WORK REQUIRED. Please copy every one of the lines below character for character, keeping each line's spelling, spacing and numbers unchanged.
# # # # #
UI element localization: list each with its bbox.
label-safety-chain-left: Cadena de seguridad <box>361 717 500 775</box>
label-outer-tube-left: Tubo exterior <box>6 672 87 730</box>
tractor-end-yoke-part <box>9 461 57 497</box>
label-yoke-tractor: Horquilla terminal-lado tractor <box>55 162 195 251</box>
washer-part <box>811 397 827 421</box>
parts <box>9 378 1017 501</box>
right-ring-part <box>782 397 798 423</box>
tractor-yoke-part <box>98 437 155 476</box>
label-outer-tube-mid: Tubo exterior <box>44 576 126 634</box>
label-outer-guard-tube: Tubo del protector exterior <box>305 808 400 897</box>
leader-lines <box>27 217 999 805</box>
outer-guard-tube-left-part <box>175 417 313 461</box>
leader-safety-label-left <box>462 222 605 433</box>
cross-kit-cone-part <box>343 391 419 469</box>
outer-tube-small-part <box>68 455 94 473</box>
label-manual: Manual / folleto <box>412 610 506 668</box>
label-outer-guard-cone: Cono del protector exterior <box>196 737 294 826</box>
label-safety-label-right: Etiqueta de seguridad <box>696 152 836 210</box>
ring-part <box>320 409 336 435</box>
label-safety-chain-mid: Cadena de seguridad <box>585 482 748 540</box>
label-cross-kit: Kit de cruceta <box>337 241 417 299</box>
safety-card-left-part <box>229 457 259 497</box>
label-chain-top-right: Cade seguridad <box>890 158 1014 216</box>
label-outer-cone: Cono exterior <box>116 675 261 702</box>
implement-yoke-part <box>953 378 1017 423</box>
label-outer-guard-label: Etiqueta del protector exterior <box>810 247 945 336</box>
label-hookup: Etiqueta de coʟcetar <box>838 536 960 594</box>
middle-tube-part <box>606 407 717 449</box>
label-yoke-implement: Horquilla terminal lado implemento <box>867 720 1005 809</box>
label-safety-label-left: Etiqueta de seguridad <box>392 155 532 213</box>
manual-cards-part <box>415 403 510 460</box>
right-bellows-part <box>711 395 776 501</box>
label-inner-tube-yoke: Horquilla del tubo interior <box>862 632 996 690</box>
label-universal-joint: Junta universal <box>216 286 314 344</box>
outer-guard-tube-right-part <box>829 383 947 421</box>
# # # # #
SOLUTION TO THIS TASK.
UI element localization: list each with its bbox.
label-safety-chain-left: Cadena de seguridad <box>361 717 500 775</box>
label-outer-tube-left: Tubo exterior <box>6 672 87 730</box>
tractor-end-yoke-part <box>9 461 57 497</box>
label-yoke-tractor: Horquilla terminal-lado tractor <box>55 162 195 251</box>
washer-part <box>811 397 827 421</box>
parts <box>9 378 1017 501</box>
right-ring-part <box>782 397 798 423</box>
tractor-yoke-part <box>98 437 155 476</box>
label-outer-tube-mid: Tubo exterior <box>44 576 126 634</box>
label-outer-guard-tube: Tubo del protector exterior <box>305 808 400 897</box>
leader-lines <box>27 217 999 805</box>
outer-guard-tube-left-part <box>175 417 313 461</box>
leader-safety-label-left <box>462 222 605 433</box>
cross-kit-cone-part <box>343 391 419 469</box>
outer-tube-small-part <box>68 455 94 473</box>
label-manual: Manual / folleto <box>412 610 506 668</box>
label-outer-guard-cone: Cono del protector exterior <box>196 737 294 826</box>
label-safety-label-right: Etiqueta de seguridad <box>696 152 836 210</box>
ring-part <box>320 409 336 435</box>
label-safety-chain-mid: Cadena de seguridad <box>585 482 748 540</box>
label-cross-kit: Kit de cruceta <box>337 241 417 299</box>
safety-card-left-part <box>229 457 259 497</box>
label-chain-top-right: Cade seguridad <box>890 158 1014 216</box>
label-outer-cone: Cono exterior <box>116 675 261 702</box>
implement-yoke-part <box>953 378 1017 423</box>
label-outer-guard-label: Etiqueta del protector exterior <box>810 247 945 336</box>
label-hookup: Etiqueta de coʟcetar <box>838 536 960 594</box>
middle-tube-part <box>606 407 717 449</box>
label-yoke-implement: Horquilla terminal lado implemento <box>867 720 1005 809</box>
label-safety-label-left: Etiqueta de seguridad <box>392 155 532 213</box>
manual-cards-part <box>415 403 510 460</box>
right-bellows-part <box>711 395 776 501</box>
label-inner-tube-yoke: Horquilla del tubo interior <box>862 632 996 690</box>
label-universal-joint: Junta universal <box>216 286 314 344</box>
outer-guard-tube-right-part <box>829 383 947 421</box>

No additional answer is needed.